_EXERCISE DETAILS_
Extract the final stretch of the data: the line that contains "Give me a plain-text" and every line after it, unaltered, and no other lines.

— start DATA EXTRACT —

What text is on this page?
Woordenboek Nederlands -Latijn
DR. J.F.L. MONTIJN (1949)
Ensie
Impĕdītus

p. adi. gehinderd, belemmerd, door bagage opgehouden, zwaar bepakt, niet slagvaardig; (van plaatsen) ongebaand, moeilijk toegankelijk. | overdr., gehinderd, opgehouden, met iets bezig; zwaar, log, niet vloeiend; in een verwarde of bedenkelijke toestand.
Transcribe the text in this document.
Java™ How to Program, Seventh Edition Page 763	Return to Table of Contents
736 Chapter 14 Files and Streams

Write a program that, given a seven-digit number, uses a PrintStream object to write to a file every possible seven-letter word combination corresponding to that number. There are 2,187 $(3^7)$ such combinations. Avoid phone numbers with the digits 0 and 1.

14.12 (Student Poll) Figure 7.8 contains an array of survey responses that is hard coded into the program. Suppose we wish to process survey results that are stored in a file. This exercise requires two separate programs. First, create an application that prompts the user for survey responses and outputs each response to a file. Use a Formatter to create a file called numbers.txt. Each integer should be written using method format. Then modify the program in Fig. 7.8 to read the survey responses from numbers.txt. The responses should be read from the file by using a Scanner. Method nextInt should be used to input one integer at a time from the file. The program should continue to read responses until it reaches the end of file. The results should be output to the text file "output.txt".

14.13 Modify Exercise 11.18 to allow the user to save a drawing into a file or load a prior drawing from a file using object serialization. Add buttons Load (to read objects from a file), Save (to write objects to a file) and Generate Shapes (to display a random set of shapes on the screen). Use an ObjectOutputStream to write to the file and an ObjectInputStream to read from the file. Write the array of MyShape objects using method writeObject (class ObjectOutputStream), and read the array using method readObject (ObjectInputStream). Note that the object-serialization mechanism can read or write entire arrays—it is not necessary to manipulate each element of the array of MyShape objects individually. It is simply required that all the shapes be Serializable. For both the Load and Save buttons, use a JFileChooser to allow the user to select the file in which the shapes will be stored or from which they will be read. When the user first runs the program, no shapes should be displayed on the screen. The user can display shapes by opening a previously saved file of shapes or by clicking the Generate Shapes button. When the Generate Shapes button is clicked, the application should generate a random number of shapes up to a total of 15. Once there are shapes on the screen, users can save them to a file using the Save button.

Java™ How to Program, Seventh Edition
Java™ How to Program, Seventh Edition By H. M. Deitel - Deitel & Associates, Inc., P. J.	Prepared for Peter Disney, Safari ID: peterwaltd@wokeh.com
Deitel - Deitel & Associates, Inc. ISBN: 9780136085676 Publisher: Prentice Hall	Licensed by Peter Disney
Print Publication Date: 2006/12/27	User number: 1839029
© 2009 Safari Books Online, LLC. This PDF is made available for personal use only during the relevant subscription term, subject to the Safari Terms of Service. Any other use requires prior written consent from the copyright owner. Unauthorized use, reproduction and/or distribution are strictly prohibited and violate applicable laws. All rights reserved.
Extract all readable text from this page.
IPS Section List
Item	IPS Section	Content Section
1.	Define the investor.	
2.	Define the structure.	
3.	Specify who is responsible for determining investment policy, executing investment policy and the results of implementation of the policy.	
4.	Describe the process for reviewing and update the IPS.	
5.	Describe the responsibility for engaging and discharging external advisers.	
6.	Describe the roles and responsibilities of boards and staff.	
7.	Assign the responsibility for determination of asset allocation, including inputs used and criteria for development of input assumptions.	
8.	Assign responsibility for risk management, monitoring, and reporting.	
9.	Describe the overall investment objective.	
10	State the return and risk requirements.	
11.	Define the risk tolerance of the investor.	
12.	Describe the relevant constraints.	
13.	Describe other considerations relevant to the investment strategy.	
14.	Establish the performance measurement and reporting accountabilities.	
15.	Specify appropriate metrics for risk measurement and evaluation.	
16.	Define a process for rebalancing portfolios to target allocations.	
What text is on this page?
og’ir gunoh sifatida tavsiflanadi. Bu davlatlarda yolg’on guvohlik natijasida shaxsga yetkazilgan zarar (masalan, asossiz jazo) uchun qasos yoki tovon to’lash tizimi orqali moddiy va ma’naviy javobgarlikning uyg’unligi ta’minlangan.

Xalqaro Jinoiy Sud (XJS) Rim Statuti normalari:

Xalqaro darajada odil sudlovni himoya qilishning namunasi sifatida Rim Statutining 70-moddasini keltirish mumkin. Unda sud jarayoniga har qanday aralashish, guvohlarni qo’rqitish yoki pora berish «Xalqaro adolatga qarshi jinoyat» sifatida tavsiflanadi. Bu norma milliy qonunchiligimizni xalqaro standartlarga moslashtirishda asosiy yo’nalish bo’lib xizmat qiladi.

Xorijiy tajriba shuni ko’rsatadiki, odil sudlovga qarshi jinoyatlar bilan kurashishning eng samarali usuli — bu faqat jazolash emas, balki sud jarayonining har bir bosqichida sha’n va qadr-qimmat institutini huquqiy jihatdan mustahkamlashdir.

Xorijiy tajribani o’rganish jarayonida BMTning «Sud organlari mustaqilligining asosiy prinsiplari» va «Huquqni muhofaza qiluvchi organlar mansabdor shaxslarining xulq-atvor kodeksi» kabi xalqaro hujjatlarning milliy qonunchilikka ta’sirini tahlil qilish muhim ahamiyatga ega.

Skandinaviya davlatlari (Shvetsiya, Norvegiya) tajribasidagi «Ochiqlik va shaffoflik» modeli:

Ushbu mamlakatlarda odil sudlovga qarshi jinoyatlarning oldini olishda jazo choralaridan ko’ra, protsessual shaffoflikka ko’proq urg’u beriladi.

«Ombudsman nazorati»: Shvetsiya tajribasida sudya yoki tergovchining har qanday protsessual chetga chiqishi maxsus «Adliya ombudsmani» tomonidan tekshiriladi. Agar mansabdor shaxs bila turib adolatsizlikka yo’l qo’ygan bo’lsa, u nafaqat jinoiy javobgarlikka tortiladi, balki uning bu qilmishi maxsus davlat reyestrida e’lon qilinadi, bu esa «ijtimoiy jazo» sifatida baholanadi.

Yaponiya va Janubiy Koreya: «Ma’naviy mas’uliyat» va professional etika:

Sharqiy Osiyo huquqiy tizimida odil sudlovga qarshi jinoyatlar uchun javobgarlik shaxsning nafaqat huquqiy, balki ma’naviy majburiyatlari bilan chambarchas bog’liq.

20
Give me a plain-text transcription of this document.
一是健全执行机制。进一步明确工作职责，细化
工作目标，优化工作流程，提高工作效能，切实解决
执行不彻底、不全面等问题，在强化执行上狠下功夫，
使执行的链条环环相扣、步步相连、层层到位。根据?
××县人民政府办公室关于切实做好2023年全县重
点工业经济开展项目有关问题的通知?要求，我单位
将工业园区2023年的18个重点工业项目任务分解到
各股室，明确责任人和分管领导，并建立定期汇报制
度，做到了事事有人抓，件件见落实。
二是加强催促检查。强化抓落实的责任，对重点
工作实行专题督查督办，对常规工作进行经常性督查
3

— end DATA EXTRACT —

_EXPECTED ANSWER_
Give me a plain-text transcription of this document.
一是健全执行机制。进一步明确工作职责，细化
工作目标，优化工作流程，提高工作效能，切实解决
执行不彻底、不全面等问题，在强化执行上狠下功夫，
使执行的链条环环相扣、步步相连、层层到位。根据?
××县人民政府办公室关于切实做好2023年全县重
点工业经济开展项目有关问题的通知?要求，我单位
将工业园区2023年的18个重点工业项目任务分解到
各股室，明确责任人和分管领导，并建立定期汇报制
度，做到了事事有人抓，件件见落实。
二是加强催促检查。强化抓落实的责任，对重点
工作实行专题督查督办，对常规工作进行经常性督查
3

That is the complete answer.